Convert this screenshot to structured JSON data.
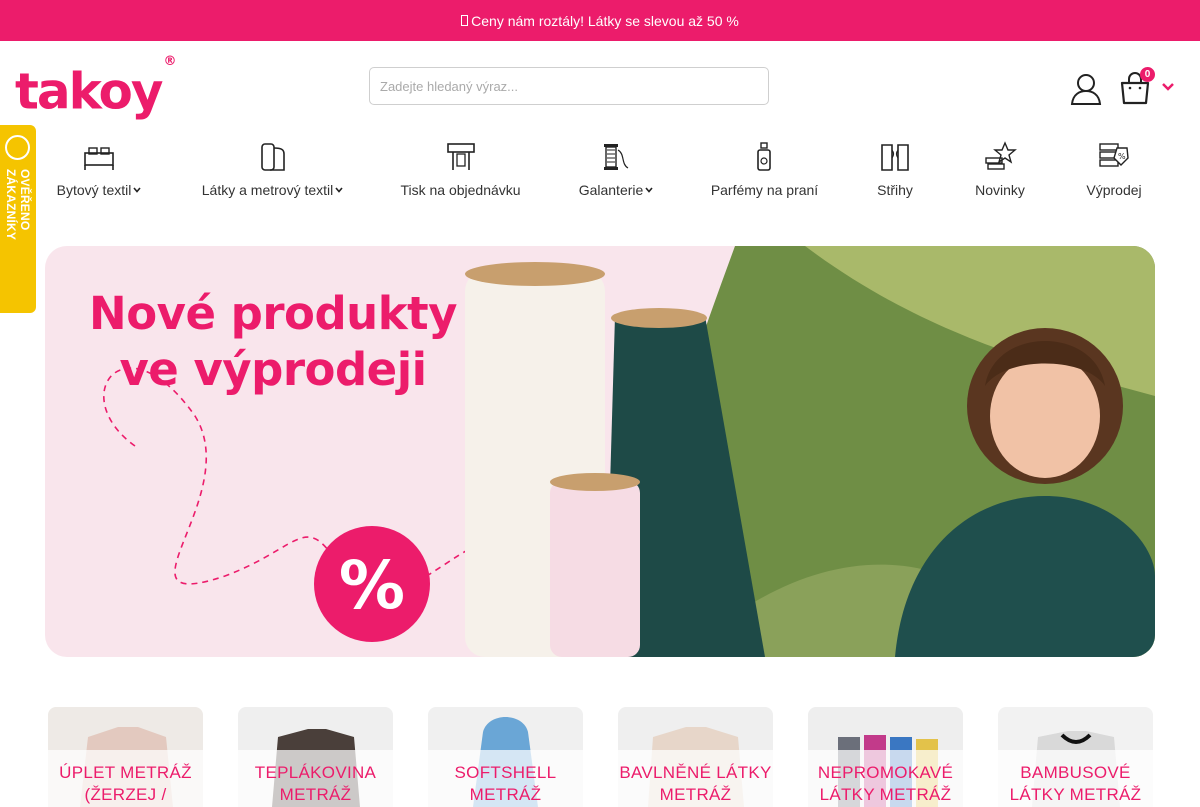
{
  "promo_bar": {
    "icon": "tag-icon",
    "text": "Ceny nám roztály! Látky se slevou až 50 %"
  },
  "header": {
    "logo": "takoy",
    "logo_mark": "®",
    "search": {
      "placeholder": "Zadejte hledaný výraz...",
      "value": ""
    },
    "account_icon": "user-icon",
    "cart": {
      "icon": "shopping-bag-icon",
      "count": "0"
    }
  },
  "side_badge": {
    "text": "OVĚŘENO ZÁKAZNÍKY",
    "color": "#f5c400"
  },
  "nav": {
    "items": [
      {
        "label": "Bytový textil",
        "icon": "bed-icon",
        "dropdown": true
      },
      {
        "label": "Látky a metrový textil",
        "icon": "fabric-roll-icon",
        "dropdown": true
      },
      {
        "label": "Tisk na objednávku",
        "icon": "printer-icon",
        "dropdown": false
      },
      {
        "label": "Galanterie",
        "icon": "thread-spool-icon",
        "dropdown": true
      },
      {
        "label": "Parfémy na praní",
        "icon": "perfume-bottle-icon",
        "dropdown": false
      },
      {
        "label": "Střihy",
        "icon": "pattern-icon",
        "dropdown": false
      },
      {
        "label": "Novinky",
        "icon": "new-star-icon",
        "dropdown": false
      },
      {
        "label": "Výprodej",
        "icon": "sale-tag-icon",
        "dropdown": false
      }
    ]
  },
  "hero": {
    "title_line1": "Nové produkty",
    "title_line2": "ve výprodeji",
    "badge": "%",
    "colors": {
      "accent": "#ec1c6b",
      "background": "#f9e5ec"
    }
  },
  "categories": [
    {
      "label_line1": "ÚPLET METRÁŽ",
      "label_line2": "(ŽERZEJ / JERSEY)"
    },
    {
      "label_line1": "TEPLÁKOVINA",
      "label_line2": "METRÁŽ"
    },
    {
      "label_line1": "SOFTSHELL",
      "label_line2": "METRÁŽ"
    },
    {
      "label_line1": "BAVLNĚNÉ LÁTKY",
      "label_line2": "METRÁŽ"
    },
    {
      "label_line1": "NEPROMOKAVÉ",
      "label_line2": "LÁTKY METRÁŽ"
    },
    {
      "label_line1": "BAMBUSOVÉ",
      "label_line2": "LÁTKY METRÁŽ"
    }
  ],
  "colors": {
    "brand": "#ec1c6b",
    "text": "#333333"
  }
}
※
Replicate the material above verbatim; images stay out of the copy.

WRITTEN ANSWER:
Convert this screenshot to structured JSON data.
{
  "promo_bar": {
    "icon": "tag-icon",
    "text": "Ceny nám roztály! Látky se slevou až 50 %"
  },
  "header": {
    "logo": "takoy",
    "logo_mark": "®",
    "search": {
      "placeholder": "Zadejte hledaný výraz...",
      "value": ""
    },
    "account_icon": "user-icon",
    "cart": {
      "icon": "shopping-bag-icon",
      "count": "0"
    }
  },
  "side_badge": {
    "text": "OVĚŘENO ZÁKAZNÍKY",
    "color": "#f5c400"
  },
  "nav": {
    "items": [
      {
        "label": "Bytový textil",
        "icon": "bed-icon",
        "dropdown": true
      },
      {
        "label": "Látky a metrový textil",
        "icon": "fabric-roll-icon",
        "dropdown": true
      },
      {
        "label": "Tisk na objednávku",
        "icon": "printer-icon",
        "dropdown": false
      },
      {
        "label": "Galanterie",
        "icon": "thread-spool-icon",
        "dropdown": true
      },
      {
        "label": "Parfémy na praní",
        "icon": "perfume-bottle-icon",
        "dropdown": false
      },
      {
        "label": "Střihy",
        "icon": "pattern-icon",
        "dropdown": false
      },
      {
        "label": "Novinky",
        "icon": "new-star-icon",
        "dropdown": false
      },
      {
        "label": "Výprodej",
        "icon": "sale-tag-icon",
        "dropdown": false
      }
    ]
  },
  "hero": {
    "title_line1": "Nové produkty",
    "title_line2": "ve výprodeji",
    "badge": "%",
    "colors": {
      "accent": "#ec1c6b",
      "background": "#f9e5ec"
    }
  },
  "categories": [
    {
      "label_line1": "ÚPLET METRÁŽ",
      "label_line2": "(ŽERZEJ / JERSEY)"
    },
    {
      "label_line1": "TEPLÁKOVINA",
      "label_line2": "METRÁŽ"
    },
    {
      "label_line1": "SOFTSHELL",
      "label_line2": "METRÁŽ"
    },
    {
      "label_line1": "BAVLNĚNÉ LÁTKY",
      "label_line2": "METRÁŽ"
    },
    {
      "label_line1": "NEPROMOKAVÉ",
      "label_line2": "LÁTKY METRÁŽ"
    },
    {
      "label_line1": "BAMBUSOVÉ",
      "label_line2": "LÁTKY METRÁŽ"
    }
  ],
  "colors": {
    "brand": "#ec1c6b",
    "text": "#333333"
  }
}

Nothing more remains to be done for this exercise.